» SOURCE DOCUMENT:
++++++++++++++++++++

In 1948, Panico opened Holy Name Seminary in Christchurch, New Zealand. He traveled to New Zealand with Jesuit priests who were to staff it. Their arrival in New Zealand was dramatic as their ship, MS Wanganella, went aground on Barrett Reef at the entrance to Wellington Harbour, and they had to be rescued. The Jesuits were playing poker in their cabin at the time the ship hit the reef. Panico rushed into the cabin in his nightshirt and asked what was happening. When one of the Jesuits informed him that they were going to sink, he apparently told them that he must die like a priest so he went and put on his biretta. This was further fuel to his nickname of "Panicky Jack".

Panico was named nuncio to Peru on 28 September 1948, and Apostolic Delegate to Canada on 14 November 1953. Pope John XXIII appointed him nuncio to Portugal on 25 January 1959.

==Cardinal and last days==
In March 1962, having suffered from poor health for several years, he was transferred to the Roman Curia and was promoted to the rank of cardinal priest in the consistory of 19 March 1962, with the Basilica of Santa Teresa d'Avila as his titular church. He then founded the Cardinale Giovanni Panico Hospital in his native Tricase, where he soon died at age 67.

Panico was originally buried in his family's plot in the town cemetery, but, in keeping with his request, his remains were later moved to the crypt of the Church of the Nativity of the Blessed Virgin Mary in the same town. On 23 June 2012, his remains were transferred to a tomb in front of the altar of St. Charles Borromeo in the main body of the church.

++++++++++++++++++++

» MATERIAL SHOWN:
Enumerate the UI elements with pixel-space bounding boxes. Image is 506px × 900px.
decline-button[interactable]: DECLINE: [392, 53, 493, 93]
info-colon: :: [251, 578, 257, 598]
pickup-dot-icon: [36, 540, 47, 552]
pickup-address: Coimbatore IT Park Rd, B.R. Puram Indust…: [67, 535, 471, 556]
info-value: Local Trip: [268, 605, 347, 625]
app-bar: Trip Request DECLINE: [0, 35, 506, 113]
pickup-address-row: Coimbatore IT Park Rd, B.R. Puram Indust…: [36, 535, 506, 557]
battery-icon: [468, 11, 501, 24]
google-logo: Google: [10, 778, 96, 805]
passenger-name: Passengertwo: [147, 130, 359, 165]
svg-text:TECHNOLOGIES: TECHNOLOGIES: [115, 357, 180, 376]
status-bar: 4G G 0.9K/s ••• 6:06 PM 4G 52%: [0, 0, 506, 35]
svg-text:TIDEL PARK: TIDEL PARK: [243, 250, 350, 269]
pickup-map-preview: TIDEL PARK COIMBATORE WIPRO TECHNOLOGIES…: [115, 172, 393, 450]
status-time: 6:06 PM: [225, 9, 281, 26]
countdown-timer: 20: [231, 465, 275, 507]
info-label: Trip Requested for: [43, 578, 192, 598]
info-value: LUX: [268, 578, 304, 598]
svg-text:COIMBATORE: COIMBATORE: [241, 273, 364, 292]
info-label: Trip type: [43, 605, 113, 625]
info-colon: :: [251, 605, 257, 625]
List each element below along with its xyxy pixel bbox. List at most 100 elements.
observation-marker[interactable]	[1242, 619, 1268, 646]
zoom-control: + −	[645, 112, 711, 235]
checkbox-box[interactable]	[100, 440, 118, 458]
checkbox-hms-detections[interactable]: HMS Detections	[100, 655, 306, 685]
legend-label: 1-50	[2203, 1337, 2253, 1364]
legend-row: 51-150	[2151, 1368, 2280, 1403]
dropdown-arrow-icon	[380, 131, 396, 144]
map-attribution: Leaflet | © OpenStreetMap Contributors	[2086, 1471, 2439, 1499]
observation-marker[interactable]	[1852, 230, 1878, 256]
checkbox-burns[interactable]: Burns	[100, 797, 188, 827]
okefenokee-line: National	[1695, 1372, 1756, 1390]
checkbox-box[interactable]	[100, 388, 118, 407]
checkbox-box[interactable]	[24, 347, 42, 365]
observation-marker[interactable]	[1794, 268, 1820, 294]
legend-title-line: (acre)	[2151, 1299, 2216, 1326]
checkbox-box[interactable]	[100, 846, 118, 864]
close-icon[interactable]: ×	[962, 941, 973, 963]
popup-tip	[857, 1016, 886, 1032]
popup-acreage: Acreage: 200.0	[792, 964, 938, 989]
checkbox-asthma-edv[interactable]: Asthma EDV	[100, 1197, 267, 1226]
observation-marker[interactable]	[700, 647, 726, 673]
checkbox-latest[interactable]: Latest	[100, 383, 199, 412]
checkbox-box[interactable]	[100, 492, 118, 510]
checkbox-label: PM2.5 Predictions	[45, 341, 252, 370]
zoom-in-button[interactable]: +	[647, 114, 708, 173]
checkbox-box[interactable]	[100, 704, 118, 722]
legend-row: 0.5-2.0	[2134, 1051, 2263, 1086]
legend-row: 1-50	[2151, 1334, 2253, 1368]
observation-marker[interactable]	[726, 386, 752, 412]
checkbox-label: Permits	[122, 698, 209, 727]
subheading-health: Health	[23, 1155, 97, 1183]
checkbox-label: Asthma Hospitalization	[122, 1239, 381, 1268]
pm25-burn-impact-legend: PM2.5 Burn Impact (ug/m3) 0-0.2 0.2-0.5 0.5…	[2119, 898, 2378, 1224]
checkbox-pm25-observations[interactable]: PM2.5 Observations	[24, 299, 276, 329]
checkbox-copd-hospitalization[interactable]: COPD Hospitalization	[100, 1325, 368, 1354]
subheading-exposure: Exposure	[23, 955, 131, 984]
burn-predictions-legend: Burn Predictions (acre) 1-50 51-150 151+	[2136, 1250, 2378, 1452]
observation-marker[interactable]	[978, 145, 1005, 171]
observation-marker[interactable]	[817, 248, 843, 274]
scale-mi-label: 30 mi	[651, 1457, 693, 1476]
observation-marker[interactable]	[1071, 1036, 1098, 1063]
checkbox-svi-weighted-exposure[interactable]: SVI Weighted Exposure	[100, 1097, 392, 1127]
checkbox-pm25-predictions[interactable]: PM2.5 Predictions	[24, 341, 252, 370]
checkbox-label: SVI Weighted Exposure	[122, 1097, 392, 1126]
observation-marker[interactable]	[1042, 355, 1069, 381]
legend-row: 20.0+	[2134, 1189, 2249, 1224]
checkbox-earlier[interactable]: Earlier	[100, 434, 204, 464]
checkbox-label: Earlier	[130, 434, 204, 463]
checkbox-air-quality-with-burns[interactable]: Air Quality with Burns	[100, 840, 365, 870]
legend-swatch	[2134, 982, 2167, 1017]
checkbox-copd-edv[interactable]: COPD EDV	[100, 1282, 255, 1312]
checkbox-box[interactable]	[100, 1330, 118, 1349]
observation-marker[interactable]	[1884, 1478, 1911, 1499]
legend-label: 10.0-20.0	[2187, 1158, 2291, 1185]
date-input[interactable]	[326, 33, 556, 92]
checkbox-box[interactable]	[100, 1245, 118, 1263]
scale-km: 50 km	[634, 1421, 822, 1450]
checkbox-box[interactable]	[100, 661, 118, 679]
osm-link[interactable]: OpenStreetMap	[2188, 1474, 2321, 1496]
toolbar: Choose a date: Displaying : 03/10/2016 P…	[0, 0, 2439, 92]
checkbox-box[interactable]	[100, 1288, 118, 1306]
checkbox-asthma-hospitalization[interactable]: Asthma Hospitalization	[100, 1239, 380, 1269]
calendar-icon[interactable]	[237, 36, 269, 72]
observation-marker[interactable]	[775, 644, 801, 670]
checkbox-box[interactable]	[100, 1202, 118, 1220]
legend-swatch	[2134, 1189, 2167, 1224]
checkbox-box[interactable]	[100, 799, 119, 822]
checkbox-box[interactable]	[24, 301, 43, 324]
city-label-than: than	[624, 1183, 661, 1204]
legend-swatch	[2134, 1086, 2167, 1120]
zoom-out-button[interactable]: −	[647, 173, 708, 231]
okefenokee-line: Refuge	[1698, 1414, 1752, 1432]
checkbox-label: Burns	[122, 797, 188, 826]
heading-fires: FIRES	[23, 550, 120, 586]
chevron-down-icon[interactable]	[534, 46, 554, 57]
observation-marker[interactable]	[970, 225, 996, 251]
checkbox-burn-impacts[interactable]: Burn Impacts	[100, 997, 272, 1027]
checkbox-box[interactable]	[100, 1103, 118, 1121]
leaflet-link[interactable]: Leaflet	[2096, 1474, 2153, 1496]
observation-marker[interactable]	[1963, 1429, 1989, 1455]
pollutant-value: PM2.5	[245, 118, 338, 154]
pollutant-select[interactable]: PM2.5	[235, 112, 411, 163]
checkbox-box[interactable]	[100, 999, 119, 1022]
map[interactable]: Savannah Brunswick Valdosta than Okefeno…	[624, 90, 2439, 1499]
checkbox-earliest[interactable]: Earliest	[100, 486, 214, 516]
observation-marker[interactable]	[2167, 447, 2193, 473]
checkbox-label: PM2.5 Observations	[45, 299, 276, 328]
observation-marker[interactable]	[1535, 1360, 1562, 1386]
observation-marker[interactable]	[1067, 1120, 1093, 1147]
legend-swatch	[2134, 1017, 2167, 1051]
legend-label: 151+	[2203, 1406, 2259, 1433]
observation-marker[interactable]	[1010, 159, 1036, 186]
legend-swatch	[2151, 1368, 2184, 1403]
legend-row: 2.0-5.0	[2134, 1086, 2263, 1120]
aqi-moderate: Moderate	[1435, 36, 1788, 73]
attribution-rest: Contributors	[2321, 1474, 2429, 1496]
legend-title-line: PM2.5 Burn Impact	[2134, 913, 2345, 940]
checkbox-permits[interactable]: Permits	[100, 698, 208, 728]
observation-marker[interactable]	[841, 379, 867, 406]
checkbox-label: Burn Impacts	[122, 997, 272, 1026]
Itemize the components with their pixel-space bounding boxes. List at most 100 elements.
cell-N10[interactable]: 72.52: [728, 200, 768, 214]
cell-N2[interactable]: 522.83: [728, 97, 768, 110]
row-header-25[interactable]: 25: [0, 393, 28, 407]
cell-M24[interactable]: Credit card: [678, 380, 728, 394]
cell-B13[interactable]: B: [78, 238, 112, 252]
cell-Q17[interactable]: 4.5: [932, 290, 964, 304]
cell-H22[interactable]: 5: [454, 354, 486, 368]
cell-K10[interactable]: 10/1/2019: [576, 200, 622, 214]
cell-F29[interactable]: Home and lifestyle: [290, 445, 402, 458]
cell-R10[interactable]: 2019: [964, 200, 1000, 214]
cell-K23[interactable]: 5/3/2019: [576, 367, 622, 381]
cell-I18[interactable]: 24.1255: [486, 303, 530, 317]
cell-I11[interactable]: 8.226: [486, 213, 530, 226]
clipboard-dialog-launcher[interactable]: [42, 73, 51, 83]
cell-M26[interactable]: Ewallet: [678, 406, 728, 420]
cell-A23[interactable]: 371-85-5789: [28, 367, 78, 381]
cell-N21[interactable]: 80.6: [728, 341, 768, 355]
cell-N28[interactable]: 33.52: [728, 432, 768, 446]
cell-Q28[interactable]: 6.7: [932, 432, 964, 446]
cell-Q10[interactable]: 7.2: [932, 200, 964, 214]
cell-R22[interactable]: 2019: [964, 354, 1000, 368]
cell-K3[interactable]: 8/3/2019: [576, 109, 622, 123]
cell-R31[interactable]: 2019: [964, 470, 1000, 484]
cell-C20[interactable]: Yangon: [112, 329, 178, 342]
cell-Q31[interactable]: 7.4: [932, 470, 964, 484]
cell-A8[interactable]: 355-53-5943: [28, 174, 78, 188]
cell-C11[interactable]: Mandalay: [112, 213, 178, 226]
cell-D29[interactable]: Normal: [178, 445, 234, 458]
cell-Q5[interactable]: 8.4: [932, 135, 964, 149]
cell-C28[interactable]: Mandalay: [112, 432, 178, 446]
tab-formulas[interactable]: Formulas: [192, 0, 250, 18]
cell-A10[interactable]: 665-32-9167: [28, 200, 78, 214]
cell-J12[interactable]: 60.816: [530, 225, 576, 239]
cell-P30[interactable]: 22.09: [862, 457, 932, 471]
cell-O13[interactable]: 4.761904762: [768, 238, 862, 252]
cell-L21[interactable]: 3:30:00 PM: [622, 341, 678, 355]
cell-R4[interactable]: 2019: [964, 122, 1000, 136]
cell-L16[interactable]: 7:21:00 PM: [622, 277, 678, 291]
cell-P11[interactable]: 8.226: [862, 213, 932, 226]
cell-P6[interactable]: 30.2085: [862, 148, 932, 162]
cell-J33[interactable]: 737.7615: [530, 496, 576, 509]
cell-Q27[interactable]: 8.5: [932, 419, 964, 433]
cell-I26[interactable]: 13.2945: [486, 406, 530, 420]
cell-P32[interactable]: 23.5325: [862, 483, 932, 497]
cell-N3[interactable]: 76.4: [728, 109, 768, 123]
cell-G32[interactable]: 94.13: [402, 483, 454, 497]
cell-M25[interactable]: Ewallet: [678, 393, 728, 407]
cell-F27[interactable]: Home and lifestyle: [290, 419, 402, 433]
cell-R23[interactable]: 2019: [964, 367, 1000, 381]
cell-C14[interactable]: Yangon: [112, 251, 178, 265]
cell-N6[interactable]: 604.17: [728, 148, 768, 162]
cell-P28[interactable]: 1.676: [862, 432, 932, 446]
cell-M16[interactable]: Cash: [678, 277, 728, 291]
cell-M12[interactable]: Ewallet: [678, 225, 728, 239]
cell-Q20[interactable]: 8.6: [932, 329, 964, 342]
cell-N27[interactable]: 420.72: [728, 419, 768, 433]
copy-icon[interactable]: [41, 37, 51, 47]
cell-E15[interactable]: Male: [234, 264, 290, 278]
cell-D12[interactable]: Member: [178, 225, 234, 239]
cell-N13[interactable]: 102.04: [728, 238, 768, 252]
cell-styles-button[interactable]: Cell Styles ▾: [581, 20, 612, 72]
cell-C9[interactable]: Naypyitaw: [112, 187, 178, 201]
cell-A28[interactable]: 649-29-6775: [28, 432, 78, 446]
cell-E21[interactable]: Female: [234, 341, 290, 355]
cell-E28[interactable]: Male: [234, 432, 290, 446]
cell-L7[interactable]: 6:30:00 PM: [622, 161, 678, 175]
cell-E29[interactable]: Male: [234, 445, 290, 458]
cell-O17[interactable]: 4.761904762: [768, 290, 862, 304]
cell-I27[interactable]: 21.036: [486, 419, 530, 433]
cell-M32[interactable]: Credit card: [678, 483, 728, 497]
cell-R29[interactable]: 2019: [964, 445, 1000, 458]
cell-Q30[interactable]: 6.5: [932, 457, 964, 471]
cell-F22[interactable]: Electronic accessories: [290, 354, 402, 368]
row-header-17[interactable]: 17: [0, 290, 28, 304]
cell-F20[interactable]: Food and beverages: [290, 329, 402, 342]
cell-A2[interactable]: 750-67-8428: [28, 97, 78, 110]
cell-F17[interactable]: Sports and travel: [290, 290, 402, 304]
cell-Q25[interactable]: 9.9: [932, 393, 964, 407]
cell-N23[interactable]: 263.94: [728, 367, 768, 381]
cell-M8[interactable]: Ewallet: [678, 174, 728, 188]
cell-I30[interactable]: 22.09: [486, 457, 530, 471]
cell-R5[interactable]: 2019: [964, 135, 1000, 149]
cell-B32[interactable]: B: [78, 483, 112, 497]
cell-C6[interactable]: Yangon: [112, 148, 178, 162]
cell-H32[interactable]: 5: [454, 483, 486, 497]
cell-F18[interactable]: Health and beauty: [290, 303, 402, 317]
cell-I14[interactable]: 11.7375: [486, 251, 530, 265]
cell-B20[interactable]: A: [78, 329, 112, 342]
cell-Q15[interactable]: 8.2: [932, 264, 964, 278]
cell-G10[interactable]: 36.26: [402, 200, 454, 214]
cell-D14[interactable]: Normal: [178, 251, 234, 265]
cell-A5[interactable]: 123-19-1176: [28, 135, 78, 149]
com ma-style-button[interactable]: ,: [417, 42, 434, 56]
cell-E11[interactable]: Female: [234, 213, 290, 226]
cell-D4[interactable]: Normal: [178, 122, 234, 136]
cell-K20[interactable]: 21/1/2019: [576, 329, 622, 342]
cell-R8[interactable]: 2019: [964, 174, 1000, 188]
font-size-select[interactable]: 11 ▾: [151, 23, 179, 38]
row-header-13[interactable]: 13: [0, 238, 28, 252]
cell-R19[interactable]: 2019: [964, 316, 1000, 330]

++++++++++++++++++++

» WORK TASK: Return the passage of the text on Panico from "Panico was named" up to and including "25 January 1959.", copied exactly.

» WRITTEN ANSWER:
Panico was named nuncio to Peru on 28 September 1948, and Apostolic Delegate to Canada on 14 November 1953. Pope John XXIII appointed him nuncio to Portugal on 25 January 1959.